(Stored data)
>> BEGIN
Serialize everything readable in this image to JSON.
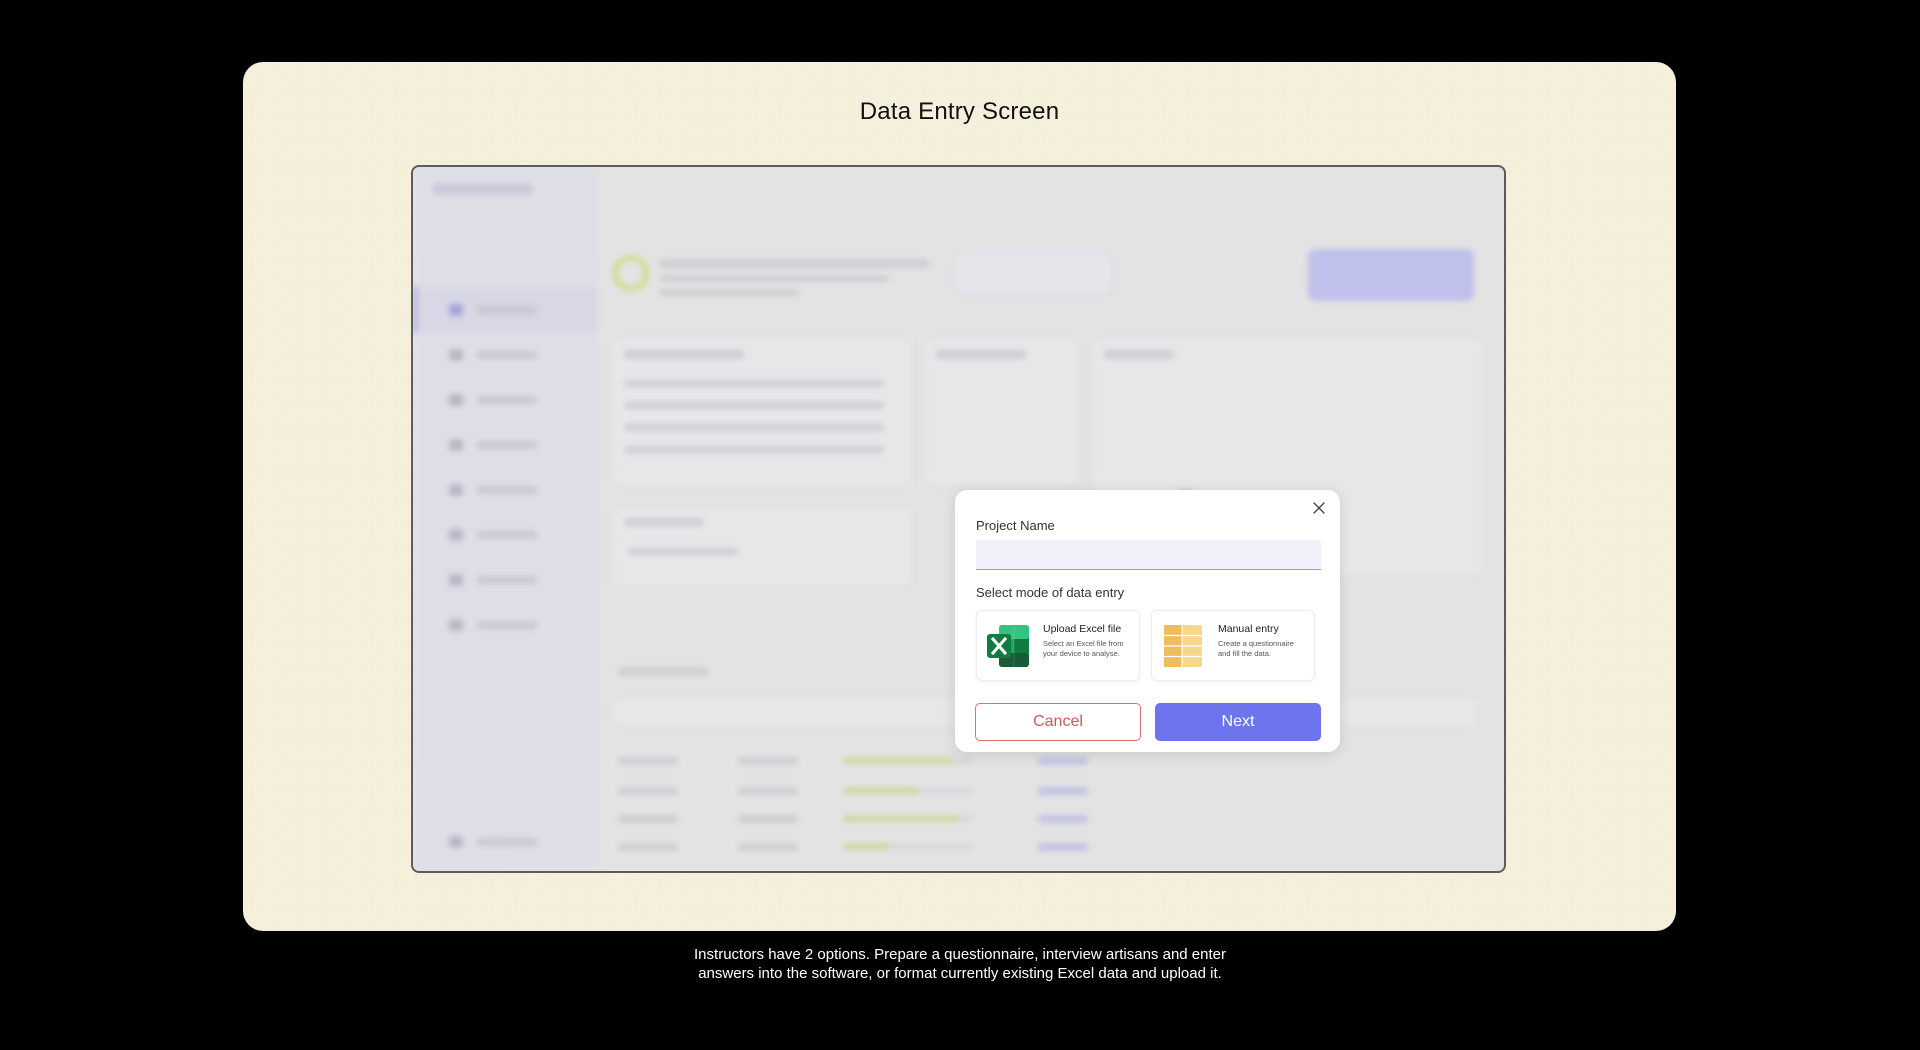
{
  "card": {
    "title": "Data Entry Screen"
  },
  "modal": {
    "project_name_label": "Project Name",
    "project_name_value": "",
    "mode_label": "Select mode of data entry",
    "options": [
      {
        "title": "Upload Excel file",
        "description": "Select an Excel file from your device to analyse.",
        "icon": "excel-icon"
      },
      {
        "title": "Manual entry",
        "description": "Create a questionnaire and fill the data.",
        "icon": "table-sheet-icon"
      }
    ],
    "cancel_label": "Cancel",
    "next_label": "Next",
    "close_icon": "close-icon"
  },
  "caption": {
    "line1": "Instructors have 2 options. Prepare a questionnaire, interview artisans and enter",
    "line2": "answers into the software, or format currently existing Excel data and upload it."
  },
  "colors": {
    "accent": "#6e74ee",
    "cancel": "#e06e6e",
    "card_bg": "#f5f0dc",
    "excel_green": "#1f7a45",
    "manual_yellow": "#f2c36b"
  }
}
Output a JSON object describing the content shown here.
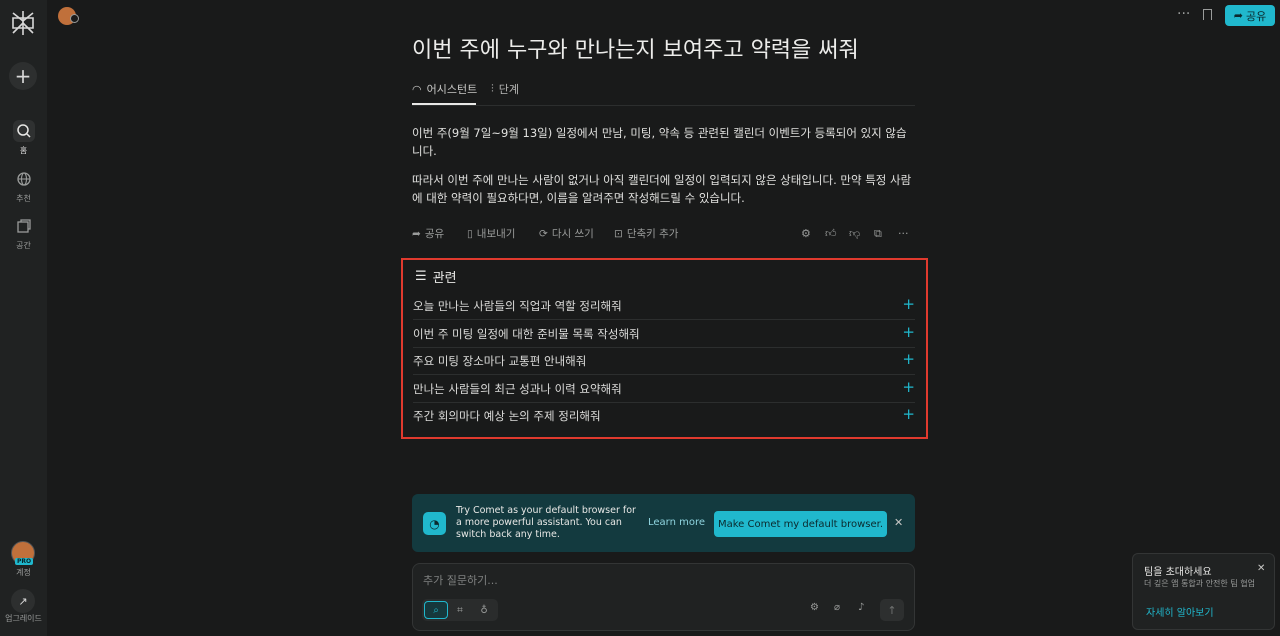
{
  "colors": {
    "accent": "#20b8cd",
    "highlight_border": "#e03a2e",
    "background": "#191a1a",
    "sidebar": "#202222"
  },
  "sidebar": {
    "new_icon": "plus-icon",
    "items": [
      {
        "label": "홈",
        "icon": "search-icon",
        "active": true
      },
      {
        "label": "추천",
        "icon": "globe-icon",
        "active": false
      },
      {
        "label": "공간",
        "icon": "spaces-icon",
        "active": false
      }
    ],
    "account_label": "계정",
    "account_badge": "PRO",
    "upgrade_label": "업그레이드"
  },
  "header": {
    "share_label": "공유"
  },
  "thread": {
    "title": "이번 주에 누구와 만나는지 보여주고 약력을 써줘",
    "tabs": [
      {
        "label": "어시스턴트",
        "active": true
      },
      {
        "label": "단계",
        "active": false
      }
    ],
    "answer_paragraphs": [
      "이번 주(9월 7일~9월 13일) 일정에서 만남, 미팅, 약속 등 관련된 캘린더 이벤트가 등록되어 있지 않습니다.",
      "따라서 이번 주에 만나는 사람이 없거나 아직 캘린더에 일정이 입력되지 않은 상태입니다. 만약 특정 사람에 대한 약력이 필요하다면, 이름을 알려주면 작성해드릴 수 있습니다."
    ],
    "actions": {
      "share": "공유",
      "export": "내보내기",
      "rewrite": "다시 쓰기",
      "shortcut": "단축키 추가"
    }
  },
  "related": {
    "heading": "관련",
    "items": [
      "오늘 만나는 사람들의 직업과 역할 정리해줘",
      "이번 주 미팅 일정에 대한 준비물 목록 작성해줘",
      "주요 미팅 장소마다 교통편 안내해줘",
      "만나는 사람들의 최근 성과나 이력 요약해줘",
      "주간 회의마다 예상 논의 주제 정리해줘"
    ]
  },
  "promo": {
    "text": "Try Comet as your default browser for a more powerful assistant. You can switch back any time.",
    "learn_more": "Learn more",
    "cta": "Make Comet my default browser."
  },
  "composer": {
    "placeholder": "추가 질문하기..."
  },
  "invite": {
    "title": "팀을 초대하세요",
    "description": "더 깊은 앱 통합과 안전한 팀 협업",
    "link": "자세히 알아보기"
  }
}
>> END
- _WHAT YOU ARE ASKED TO DO_
Do not include images; quote all of the entries above exactly.

- _RESPONSE_
Serialize everything readable in this image to JSON.
{
  "card": {
    "title": "Data Entry Screen"
  },
  "modal": {
    "project_name_label": "Project Name",
    "project_name_value": "",
    "mode_label": "Select mode of data entry",
    "options": [
      {
        "title": "Upload Excel file",
        "description": "Select an Excel file from your device to analyse.",
        "icon": "excel-icon"
      },
      {
        "title": "Manual entry",
        "description": "Create a questionnaire and fill the data.",
        "icon": "table-sheet-icon"
      }
    ],
    "cancel_label": "Cancel",
    "next_label": "Next",
    "close_icon": "close-icon"
  },
  "caption": {
    "line1": "Instructors have 2 options. Prepare a questionnaire, interview artisans and enter",
    "line2": "answers into the software, or format currently existing Excel data and upload it."
  },
  "colors": {
    "accent": "#6e74ee",
    "cancel": "#e06e6e",
    "card_bg": "#f5f0dc",
    "excel_green": "#1f7a45",
    "manual_yellow": "#f2c36b"
  }
}
Output a JSON object describing the content shown here.
{
  "colors": {
    "accent": "#20b8cd",
    "highlight_border": "#e03a2e",
    "background": "#191a1a",
    "sidebar": "#202222"
  },
  "sidebar": {
    "new_icon": "plus-icon",
    "items": [
      {
        "label": "홈",
        "icon": "search-icon",
        "active": true
      },
      {
        "label": "추천",
        "icon": "globe-icon",
        "active": false
      },
      {
        "label": "공간",
        "icon": "spaces-icon",
        "active": false
      }
    ],
    "account_label": "계정",
    "account_badge": "PRO",
    "upgrade_label": "업그레이드"
  },
  "header": {
    "share_label": "공유"
  },
  "thread": {
    "title": "이번 주에 누구와 만나는지 보여주고 약력을 써줘",
    "tabs": [
      {
        "label": "어시스턴트",
        "active": true
      },
      {
        "label": "단계",
        "active": false
      }
    ],
    "answer_paragraphs": [
      "이번 주(9월 7일~9월 13일) 일정에서 만남, 미팅, 약속 등 관련된 캘린더 이벤트가 등록되어 있지 않습니다.",
      "따라서 이번 주에 만나는 사람이 없거나 아직 캘린더에 일정이 입력되지 않은 상태입니다. 만약 특정 사람에 대한 약력이 필요하다면, 이름을 알려주면 작성해드릴 수 있습니다."
    ],
    "actions": {
      "share": "공유",
      "export": "내보내기",
      "rewrite": "다시 쓰기",
      "shortcut": "단축키 추가"
    }
  },
  "related": {
    "heading": "관련",
    "items": [
      "오늘 만나는 사람들의 직업과 역할 정리해줘",
      "이번 주 미팅 일정에 대한 준비물 목록 작성해줘",
      "주요 미팅 장소마다 교통편 안내해줘",
      "만나는 사람들의 최근 성과나 이력 요약해줘",
      "주간 회의마다 예상 논의 주제 정리해줘"
    ]
  },
  "promo": {
    "text": "Try Comet as your default browser for a more powerful assistant. You can switch back any time.",
    "learn_more": "Learn more",
    "cta": "Make Comet my default browser."
  },
  "composer": {
    "placeholder": "추가 질문하기..."
  },
  "invite": {
    "title": "팀을 초대하세요",
    "description": "더 깊은 앱 통합과 안전한 팀 협업",
    "link": "자세히 알아보기"
  }
}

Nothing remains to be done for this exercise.